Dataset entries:
--------------------

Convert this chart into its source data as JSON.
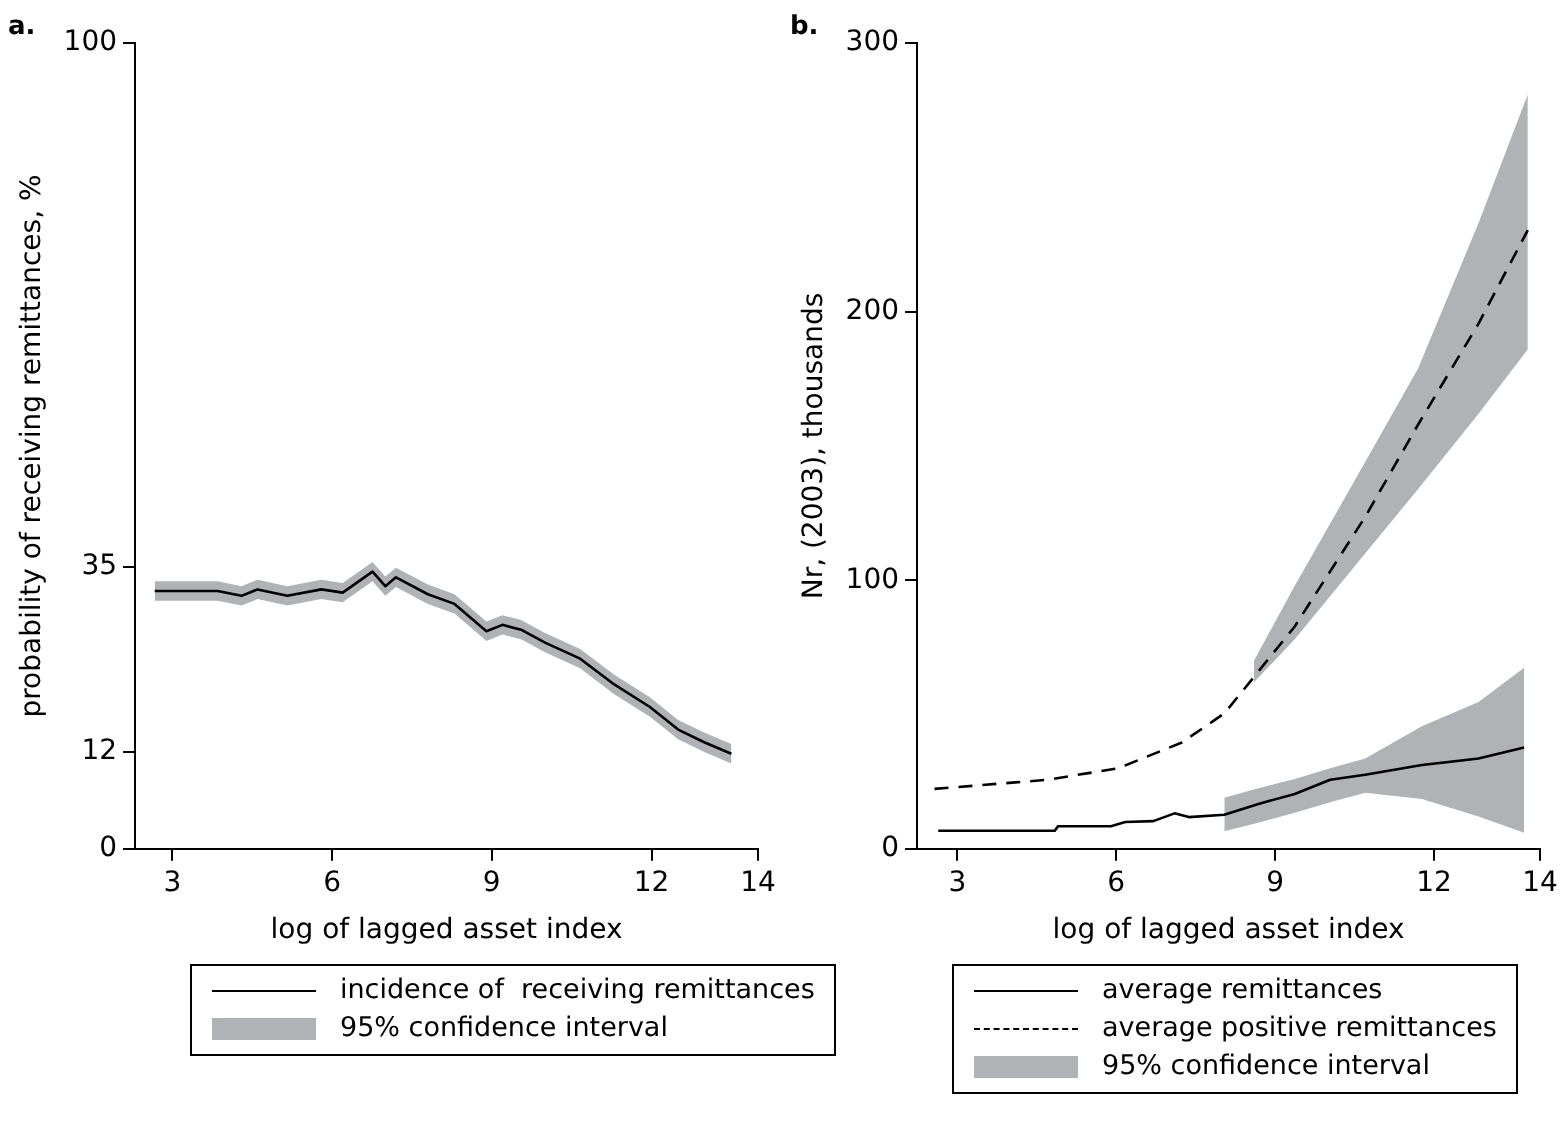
{
  "chart_data": [
    {
      "type": "line",
      "title": "a.",
      "xlabel": "log of lagged asset index",
      "ylabel": "probability of receiving remittances, %",
      "xlim": [
        2.3,
        14
      ],
      "xticks": [
        3,
        6,
        9,
        12,
        14
      ],
      "ylim": [
        0,
        100
      ],
      "yticks": [
        0,
        12,
        35,
        100
      ],
      "grid": false,
      "legend": "bottom",
      "marker": "none",
      "annotations": [
        "95% confidence interval"
      ],
      "series": [
        {
          "name": "incidence of  receiving remittances",
          "color": "#000000",
          "line_style": "solid",
          "x": [
            2.67,
            3.85,
            4.3,
            4.6,
            5.16,
            5.8,
            6.2,
            6.76,
            7.0,
            7.2,
            7.8,
            8.3,
            8.9,
            9.2,
            9.55,
            10.0,
            10.66,
            11.3,
            11.97,
            12.5,
            13.0,
            13.5
          ],
          "values": [
            32,
            32,
            31.4,
            32.2,
            31.4,
            32.2,
            31.8,
            34.4,
            32.6,
            33.7,
            31.6,
            30.4,
            27,
            27.8,
            27.2,
            25.6,
            23.6,
            20.4,
            17.6,
            14.8,
            13.2,
            11.8
          ],
          "lower": [
            30.8,
            30.8,
            30.2,
            31,
            30.2,
            31,
            30.6,
            33.2,
            31.4,
            32.5,
            30.4,
            29.2,
            25.8,
            26.6,
            26,
            24.4,
            22.4,
            19.2,
            16.4,
            13.6,
            12,
            10.6
          ],
          "upper": [
            33.2,
            33.2,
            32.6,
            33.4,
            32.6,
            33.4,
            33,
            35.6,
            33.8,
            34.9,
            32.8,
            31.6,
            28.2,
            29,
            28.4,
            26.8,
            24.8,
            21.6,
            18.8,
            16,
            14.4,
            13
          ]
        }
      ]
    },
    {
      "type": "line",
      "title": "b.",
      "xlabel": "log of lagged asset index",
      "ylabel": "Nr, (2003), thousands",
      "xlim": [
        2.24,
        14
      ],
      "xticks": [
        3,
        6,
        9,
        12,
        14
      ],
      "ylim": [
        0,
        300
      ],
      "yticks": [
        0,
        100,
        200,
        300
      ],
      "grid": false,
      "legend": "bottom",
      "marker": "none",
      "annotations": [
        "95% confidence interval"
      ],
      "series": [
        {
          "name": "average remittances",
          "color": "#000000",
          "line_style": "solid",
          "x": [
            2.64,
            4.84,
            4.9,
            5.9,
            6.17,
            6.7,
            7.1,
            7.37,
            8.04,
            8.7,
            9.37,
            10.04,
            10.7,
            11.77,
            12.84,
            13.7
          ],
          "values": [
            6.7,
            6.7,
            8.4,
            8.4,
            10,
            10.3,
            13.2,
            11.8,
            12.7,
            16.8,
            20.4,
            25.7,
            27.6,
            31.2,
            33.6,
            37.7
          ],
          "lower": [
            null,
            null,
            null,
            null,
            null,
            null,
            null,
            null,
            6.5,
            9.8,
            13.4,
            17.3,
            20.9,
            18.5,
            12,
            6
          ],
          "upper": [
            null,
            null,
            null,
            null,
            null,
            null,
            null,
            null,
            19,
            22.6,
            26,
            30,
            33.6,
            45.6,
            54.7,
            67.4
          ]
        },
        {
          "name": "average positive remittances",
          "color": "#000000",
          "line_style": "dashed",
          "x": [
            2.57,
            4.7,
            6.04,
            7.24,
            8.04,
            8.6,
            9.37,
            10.7,
            11.7,
            12.84,
            13.77
          ],
          "values": [
            22.3,
            25.7,
            30,
            39.6,
            50.4,
            64,
            82.8,
            123.6,
            158,
            195.6,
            230.4
          ],
          "lower": [
            null,
            null,
            null,
            null,
            null,
            62,
            78,
            110,
            134,
            162,
            186
          ],
          "upper": [
            null,
            null,
            null,
            null,
            null,
            70,
            98,
            144,
            179,
            233,
            281
          ]
        }
      ]
    }
  ]
}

--------------------

_SHORT EXERCISE_: Without the pictures, write out all of the material exactly.

_REPLY TO THE TASK_:
Convert this chart into its source data as JSON.
{
  "chart_data": [
    {
      "type": "line",
      "title": "a.",
      "xlabel": "log of lagged asset index",
      "ylabel": "probability of receiving remittances, %",
      "xlim": [
        2.3,
        14
      ],
      "xticks": [
        3,
        6,
        9,
        12,
        14
      ],
      "ylim": [
        0,
        100
      ],
      "yticks": [
        0,
        12,
        35,
        100
      ],
      "grid": false,
      "legend": "bottom",
      "marker": "none",
      "annotations": [
        "95% confidence interval"
      ],
      "series": [
        {
          "name": "incidence of  receiving remittances",
          "color": "#000000",
          "line_style": "solid",
          "x": [
            2.67,
            3.85,
            4.3,
            4.6,
            5.16,
            5.8,
            6.2,
            6.76,
            7.0,
            7.2,
            7.8,
            8.3,
            8.9,
            9.2,
            9.55,
            10.0,
            10.66,
            11.3,
            11.97,
            12.5,
            13.0,
            13.5
          ],
          "values": [
            32,
            32,
            31.4,
            32.2,
            31.4,
            32.2,
            31.8,
            34.4,
            32.6,
            33.7,
            31.6,
            30.4,
            27,
            27.8,
            27.2,
            25.6,
            23.6,
            20.4,
            17.6,
            14.8,
            13.2,
            11.8
          ],
          "lower": [
            30.8,
            30.8,
            30.2,
            31,
            30.2,
            31,
            30.6,
            33.2,
            31.4,
            32.5,
            30.4,
            29.2,
            25.8,
            26.6,
            26,
            24.4,
            22.4,
            19.2,
            16.4,
            13.6,
            12,
            10.6
          ],
          "upper": [
            33.2,
            33.2,
            32.6,
            33.4,
            32.6,
            33.4,
            33,
            35.6,
            33.8,
            34.9,
            32.8,
            31.6,
            28.2,
            29,
            28.4,
            26.8,
            24.8,
            21.6,
            18.8,
            16,
            14.4,
            13
          ]
        }
      ]
    },
    {
      "type": "line",
      "title": "b.",
      "xlabel": "log of lagged asset index",
      "ylabel": "Nr, (2003), thousands",
      "xlim": [
        2.24,
        14
      ],
      "xticks": [
        3,
        6,
        9,
        12,
        14
      ],
      "ylim": [
        0,
        300
      ],
      "yticks": [
        0,
        100,
        200,
        300
      ],
      "grid": false,
      "legend": "bottom",
      "marker": "none",
      "annotations": [
        "95% confidence interval"
      ],
      "series": [
        {
          "name": "average remittances",
          "color": "#000000",
          "line_style": "solid",
          "x": [
            2.64,
            4.84,
            4.9,
            5.9,
            6.17,
            6.7,
            7.1,
            7.37,
            8.04,
            8.7,
            9.37,
            10.04,
            10.7,
            11.77,
            12.84,
            13.7
          ],
          "values": [
            6.7,
            6.7,
            8.4,
            8.4,
            10,
            10.3,
            13.2,
            11.8,
            12.7,
            16.8,
            20.4,
            25.7,
            27.6,
            31.2,
            33.6,
            37.7
          ],
          "lower": [
            null,
            null,
            null,
            null,
            null,
            null,
            null,
            null,
            6.5,
            9.8,
            13.4,
            17.3,
            20.9,
            18.5,
            12,
            6
          ],
          "upper": [
            null,
            null,
            null,
            null,
            null,
            null,
            null,
            null,
            19,
            22.6,
            26,
            30,
            33.6,
            45.6,
            54.7,
            67.4
          ]
        },
        {
          "name": "average positive remittances",
          "color": "#000000",
          "line_style": "dashed",
          "x": [
            2.57,
            4.7,
            6.04,
            7.24,
            8.04,
            8.6,
            9.37,
            10.7,
            11.7,
            12.84,
            13.77
          ],
          "values": [
            22.3,
            25.7,
            30,
            39.6,
            50.4,
            64,
            82.8,
            123.6,
            158,
            195.6,
            230.4
          ],
          "lower": [
            null,
            null,
            null,
            null,
            null,
            62,
            78,
            110,
            134,
            162,
            186
          ],
          "upper": [
            null,
            null,
            null,
            null,
            null,
            70,
            98,
            144,
            179,
            233,
            281
          ]
        }
      ]
    }
  ]
}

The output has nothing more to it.